-- Start Provided data --
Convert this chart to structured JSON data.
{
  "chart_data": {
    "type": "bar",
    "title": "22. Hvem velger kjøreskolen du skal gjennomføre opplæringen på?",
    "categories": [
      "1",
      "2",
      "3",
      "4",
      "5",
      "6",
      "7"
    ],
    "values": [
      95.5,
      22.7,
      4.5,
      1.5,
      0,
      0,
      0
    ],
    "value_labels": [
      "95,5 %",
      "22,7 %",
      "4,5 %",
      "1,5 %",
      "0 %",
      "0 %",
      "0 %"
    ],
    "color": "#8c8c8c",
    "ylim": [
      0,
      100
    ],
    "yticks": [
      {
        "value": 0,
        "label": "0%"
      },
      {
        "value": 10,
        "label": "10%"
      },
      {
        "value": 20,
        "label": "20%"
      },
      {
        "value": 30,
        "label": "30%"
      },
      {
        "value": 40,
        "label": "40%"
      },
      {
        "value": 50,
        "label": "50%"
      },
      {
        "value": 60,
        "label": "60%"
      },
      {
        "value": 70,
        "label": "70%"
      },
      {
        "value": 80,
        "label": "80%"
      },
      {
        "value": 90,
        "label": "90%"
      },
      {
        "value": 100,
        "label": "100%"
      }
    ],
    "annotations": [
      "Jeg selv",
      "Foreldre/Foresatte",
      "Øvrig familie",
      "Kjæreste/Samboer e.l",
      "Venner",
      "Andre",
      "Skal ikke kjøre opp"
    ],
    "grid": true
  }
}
-- End Provided data --
● Required work
Every entry above should be retyped exactly as shown.

● Response to the exercise
Convert this chart to structured JSON data.
{
  "chart_data": {
    "type": "bar",
    "title": "22. Hvem velger kjøreskolen du skal gjennomføre opplæringen på?",
    "categories": [
      "1",
      "2",
      "3",
      "4",
      "5",
      "6",
      "7"
    ],
    "values": [
      95.5,
      22.7,
      4.5,
      1.5,
      0,
      0,
      0
    ],
    "value_labels": [
      "95,5 %",
      "22,7 %",
      "4,5 %",
      "1,5 %",
      "0 %",
      "0 %",
      "0 %"
    ],
    "color": "#8c8c8c",
    "ylim": [
      0,
      100
    ],
    "yticks": [
      {
        "value": 0,
        "label": "0%"
      },
      {
        "value": 10,
        "label": "10%"
      },
      {
        "value": 20,
        "label": "20%"
      },
      {
        "value": 30,
        "label": "30%"
      },
      {
        "value": 40,
        "label": "40%"
      },
      {
        "value": 50,
        "label": "50%"
      },
      {
        "value": 60,
        "label": "60%"
      },
      {
        "value": 70,
        "label": "70%"
      },
      {
        "value": 80,
        "label": "80%"
      },
      {
        "value": 90,
        "label": "90%"
      },
      {
        "value": 100,
        "label": "100%"
      }
    ],
    "annotations": [
      "Jeg selv",
      "Foreldre/Foresatte",
      "Øvrig familie",
      "Kjæreste/Samboer e.l",
      "Venner",
      "Andre",
      "Skal ikke kjøre opp"
    ],
    "grid": true
  }
}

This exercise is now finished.